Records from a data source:
--------

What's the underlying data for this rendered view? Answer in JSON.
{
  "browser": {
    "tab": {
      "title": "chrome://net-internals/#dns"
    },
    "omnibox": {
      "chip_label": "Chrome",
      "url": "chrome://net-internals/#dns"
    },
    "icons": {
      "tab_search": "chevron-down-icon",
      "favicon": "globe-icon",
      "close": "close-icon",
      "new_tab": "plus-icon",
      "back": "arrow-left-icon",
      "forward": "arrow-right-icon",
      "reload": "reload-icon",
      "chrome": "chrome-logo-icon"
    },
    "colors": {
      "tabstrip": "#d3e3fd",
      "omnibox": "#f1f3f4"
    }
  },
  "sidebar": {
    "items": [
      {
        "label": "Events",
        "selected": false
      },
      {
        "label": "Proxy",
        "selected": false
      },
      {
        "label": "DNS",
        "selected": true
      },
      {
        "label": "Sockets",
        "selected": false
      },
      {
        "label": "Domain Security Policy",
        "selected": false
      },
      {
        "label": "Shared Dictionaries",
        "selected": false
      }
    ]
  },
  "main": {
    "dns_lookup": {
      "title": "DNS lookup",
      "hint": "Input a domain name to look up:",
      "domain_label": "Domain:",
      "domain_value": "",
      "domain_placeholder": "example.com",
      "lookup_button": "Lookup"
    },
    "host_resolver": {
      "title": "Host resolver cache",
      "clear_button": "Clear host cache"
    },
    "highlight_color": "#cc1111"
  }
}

--------

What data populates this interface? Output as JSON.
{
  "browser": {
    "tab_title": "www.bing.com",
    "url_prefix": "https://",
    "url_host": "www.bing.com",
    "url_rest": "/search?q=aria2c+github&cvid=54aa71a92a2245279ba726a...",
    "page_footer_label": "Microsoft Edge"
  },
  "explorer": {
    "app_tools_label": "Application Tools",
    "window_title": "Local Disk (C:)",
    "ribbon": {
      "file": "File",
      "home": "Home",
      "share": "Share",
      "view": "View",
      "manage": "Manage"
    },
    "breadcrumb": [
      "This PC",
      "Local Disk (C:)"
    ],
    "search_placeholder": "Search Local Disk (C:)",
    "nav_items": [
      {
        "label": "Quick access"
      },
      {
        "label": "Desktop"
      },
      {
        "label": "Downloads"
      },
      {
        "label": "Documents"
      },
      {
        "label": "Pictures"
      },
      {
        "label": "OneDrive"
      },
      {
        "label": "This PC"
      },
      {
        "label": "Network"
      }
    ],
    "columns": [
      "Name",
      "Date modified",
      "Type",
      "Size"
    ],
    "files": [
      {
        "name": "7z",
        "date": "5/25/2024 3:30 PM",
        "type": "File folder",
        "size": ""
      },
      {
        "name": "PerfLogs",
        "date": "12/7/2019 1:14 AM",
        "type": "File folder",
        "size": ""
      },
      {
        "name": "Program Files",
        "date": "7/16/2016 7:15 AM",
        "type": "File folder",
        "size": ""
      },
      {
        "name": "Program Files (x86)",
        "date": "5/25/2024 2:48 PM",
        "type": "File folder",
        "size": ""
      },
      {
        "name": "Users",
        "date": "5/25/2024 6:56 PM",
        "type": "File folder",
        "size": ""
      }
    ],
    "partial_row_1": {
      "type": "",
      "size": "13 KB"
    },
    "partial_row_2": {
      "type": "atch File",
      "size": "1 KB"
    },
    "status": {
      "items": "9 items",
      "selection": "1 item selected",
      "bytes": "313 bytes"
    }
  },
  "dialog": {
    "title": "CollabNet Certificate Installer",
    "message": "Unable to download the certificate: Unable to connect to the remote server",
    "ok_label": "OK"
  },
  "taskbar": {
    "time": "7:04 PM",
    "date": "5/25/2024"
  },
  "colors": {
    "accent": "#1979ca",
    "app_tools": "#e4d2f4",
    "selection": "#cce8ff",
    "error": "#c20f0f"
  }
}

--------

Goal = Lines from the records above that hold "Local" are the ones to list.

Full output =
    "window_title": "Local Disk (C:)",
      "Local Disk (C:)"
    "search_placeholder": "Search Local Disk (C:)",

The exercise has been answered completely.